在東京奧運過後，尤其是在羽球項目因為受到台灣羽球選手戴資穎、周天成等人的優異表現帶動下，讓許多人想投入此項運動，興起一波台灣羽球的熱潮。為了協助觀眾在觀看羽球比賽時更了解羽球的球路資訊，提升觀賞體驗，此外提供專業選手統計分析對手的球路，可幫助球員更好地應對對手的戰術提高技術水平與比賽成績。
本研究提出一個基於深度學習網路的羽球球路辨識方法，透過蒐集實際羽球比賽影片資料集，並進行人工的球路判讀與標記，接著使用人體姿態估計網路提取出目標人物在影片中每幀畫面的人體骨架特徵點座標，透過連續幀畫面間之特徵點座標差當作特徵向量來訓練卷積神經網路，在取得模型的訓練權重後就可以將羽球影片輸入後了解比賽中球員所打的球路並記錄之，有效節省人工判讀紀錄的時間與人力。另外因為人體骨架在不同的人體上具有相似的形狀和位置，模型在加入不同球員的資料後仍然維持水準之上的泛化能力，因此對於不同的未知目標人物皆可進行準確的球路辨識。
本研究是蒐集採用在Youtube上世界羽球聯盟官方頻道裡的比賽直播影片作為訓練資料，先以人工判讀的方式取得目標人物每個球路31幀畫面的影片，進一步採用OpenPose來提取每幀畫面內目標人物的人體關鍵點座標，在資料前製過程中為了克服人體骨架可能產生的錯置，本研究自行設計一線性插補演算法來修正錯置骨架，使得每個時間點的人體骨架座標均可準確提取。修正後得到的每幀畫面內人體骨架座標，再計算連續幀畫面間之特徵點座標差，最後把得到的特徵點座標差當作經判讀的羽球球路的特徵向量資料集並以卷積神經網路的球路辨識模型訓練之。本研究的深度學習網路是根據VGG16的網路架構並進行了修改，經過修改訓練後的模型最終在驗證資料集的辨識率達到94.7%，而在測試集的辨識率也達到92.8%，接著針對系統評估再另外蒐集的測試影片資料集中準確率也達到90%，這些結果證明了此模型在實際應用的可行性，有助於實現現場比賽時羽球球路的即時準確辨識。

Following the success of Taiwanese badminton players, such as Tai Tzu-Ying and Chou Tien-Chen, in the Tokyo Olympics in 2021, the popularity of badminton has surged in Taiwan. In the Sports Administration's survey of sports participation in Taiwan in 2022, badminton ranked first among ball sports. To facilitate beginners and spectators in understanding badminton strokes, accelerate their learning curve, and provide professional players with statistical analysis of opponents and their own strokes, we propose a deep learning-based method for recognizing badminton strokes.

===

_任務說明_. 請判斷以下三項敘述是否與上方引文相符，逐項答「是」或「否」，並一字不改地引出引文中起決定作用的字句：（a）模型在測試集的辨識率為94.7%；（b）訓練資料取自Youtube上世界羽球聯盟官方頻道的比賽直播影片；（c）本研究的深度學習網路是以VGG16的網路架構修改而成。

_記錄資料_.
===

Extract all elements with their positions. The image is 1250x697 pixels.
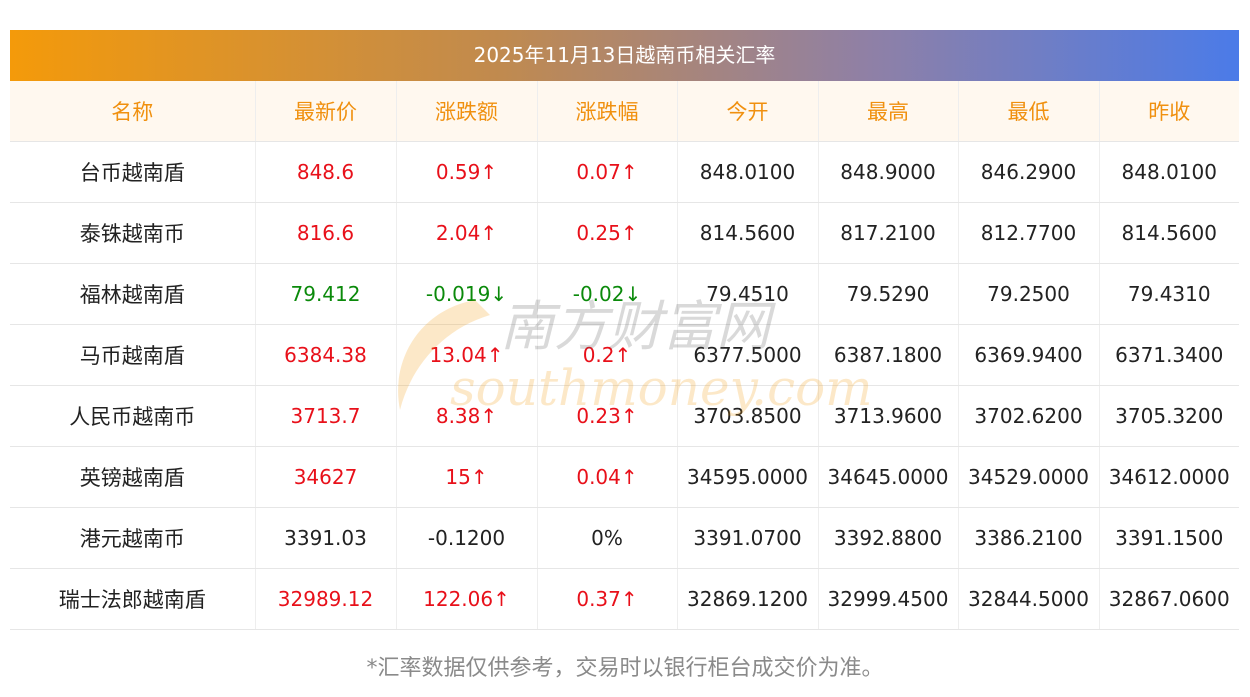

===

_練習結果_.
（a）否：「經過修改訓練後的模型最終在驗證資料集的辨識率達到94.7%，而在測試集的辨識率也達到92.8%」
（b）是：「本研究是蒐集採用在Youtube上世界羽球聯盟官方頻道裡的比賽直播影片作為訓練資料」
（c）是：「本研究的深度學習網路是根據VGG16的網路架構並進行了修改」